==== Material for the task

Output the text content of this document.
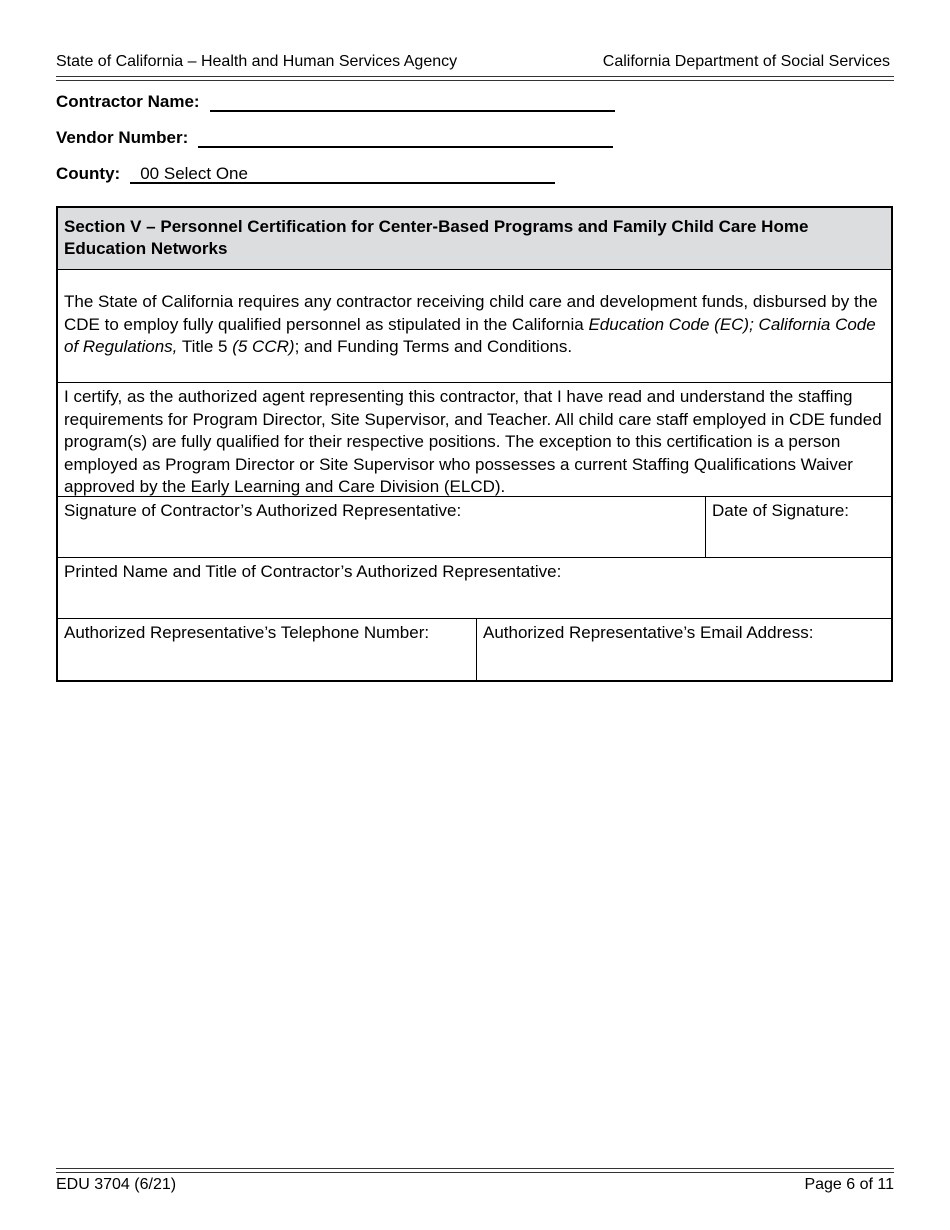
State of California – Health and Human Services Agency	California Department of Social Services
Contractor Name:
Vendor Number:
County:	00 Select One
Section V – Personnel Certification for Center-Based Programs and Family Child Care Home Education Networks
The State of California requires any contractor receiving child care and development funds, disbursed by the CDE to employ fully qualified personnel as stipulated in the California Education Code (EC); California Code of Regulations, Title 5 (5 CCR); and Funding Terms and Conditions.
I certify, as the authorized agent representing this contractor, that I have read and understand the staffing requirements for Program Director, Site Supervisor, and Teacher. All child care staff employed in CDE funded program(s) are fully qualified for their respective positions. The exception to this certification is a person employed as Program Director or Site Supervisor who possesses a current Staffing Qualifications Waiver approved by the Early Learning and Care Division (ELCD).
Signature of Contractor’s Authorized Representative:	Date of Signature:
Printed Name and Title of Contractor’s Authorized Representative:
Authorized Representative’s Telephone Number:	Authorized Representative’s Email Address:
EDU 3704 (6/21)	Page 6 of 11
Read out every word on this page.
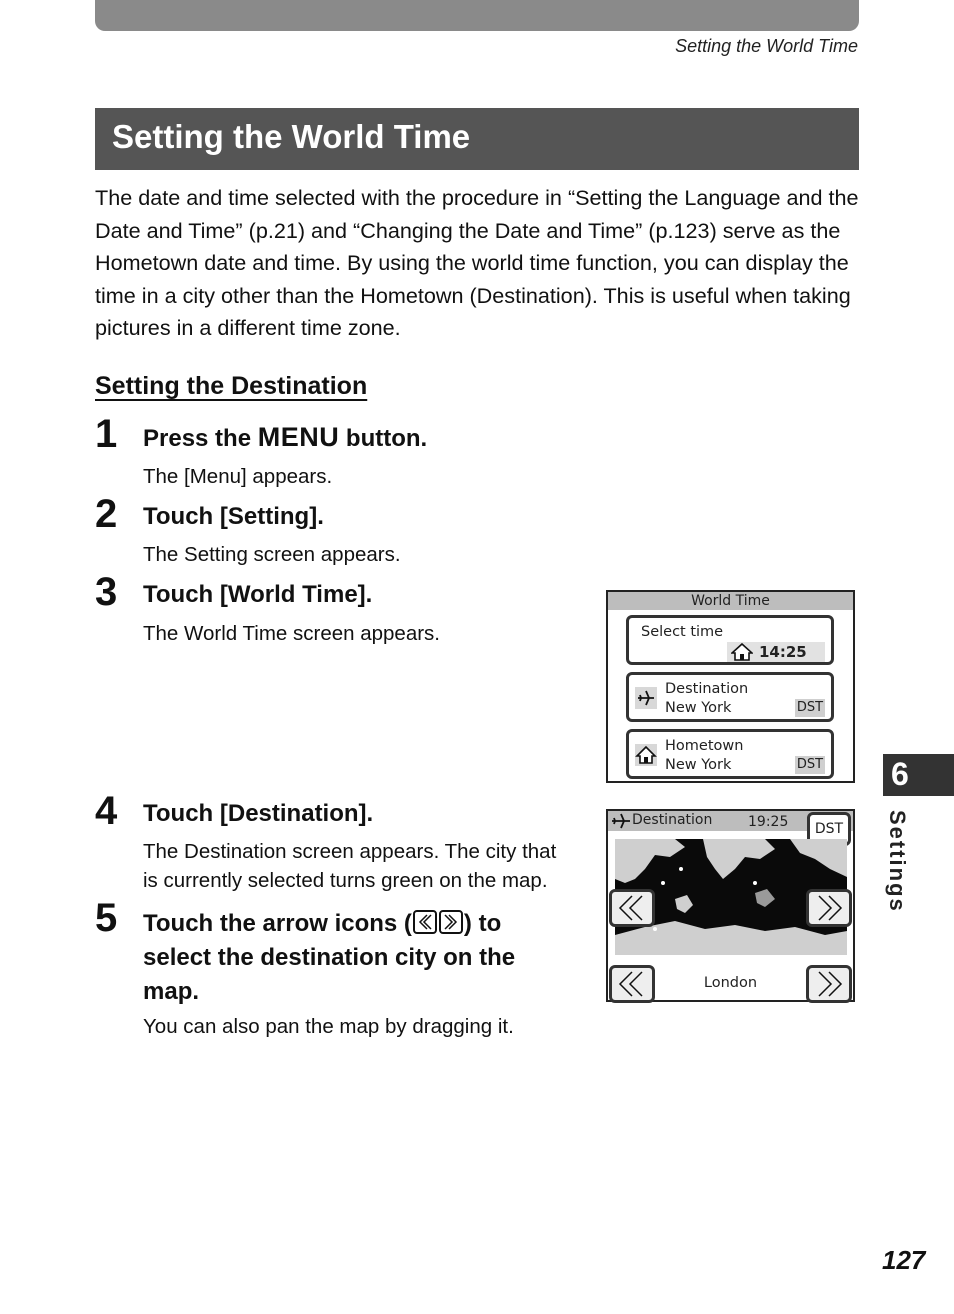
Setting the World Time
Setting the World Time
The date and time selected with the procedure in “Setting the Language and the Date and Time” (p.21) and “Changing the Date and Time” (p.123) serve as the Hometown date and time. By using the world time function, you can display the time in a city other than the Hometown (Destination). This is useful when taking pictures in a different time zone.
Setting the Destination
1 Press the MENU button.
The [Menu] appears.
2 Touch [Setting].
The Setting screen appears.
3 Touch [World Time].
The World Time screen appears.
4 Touch [Destination].
The Destination screen appears. The city that
is currently selected turns green on the map.
5 Touch the arrow icons ( ) to
select the destination city on the
map.
You can also pan the map by dragging it.
World Time
Select time
14:25
Destination
New York	DST
Hometown
New York	DST
Destination	19:25	DST
London
6
Settings
127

========

Stated goal:
Pick out the lines above that hold the string "fully" and show them.

Written answer:
The State of California requires any contractor receiving child care and development funds, disbursed by the CDE to employ fully qualified personnel as stipulated in the California Education Code (EC); California Code of Regulations, Title 5 (5 CCR); and Funding Terms and Conditions.
I certify, as the authorized agent representing this contractor, that I have read and understand the staffing requirements for Program Director, Site Supervisor, and Teacher. All child care staff employed in CDE funded program(s) are fully qualified for their respective positions. The exception to this certification is a person employed as Program Director or Site Supervisor who possesses a current Staffing Qualifications Waiver approved by the Early Learning and Care Division (ELCD).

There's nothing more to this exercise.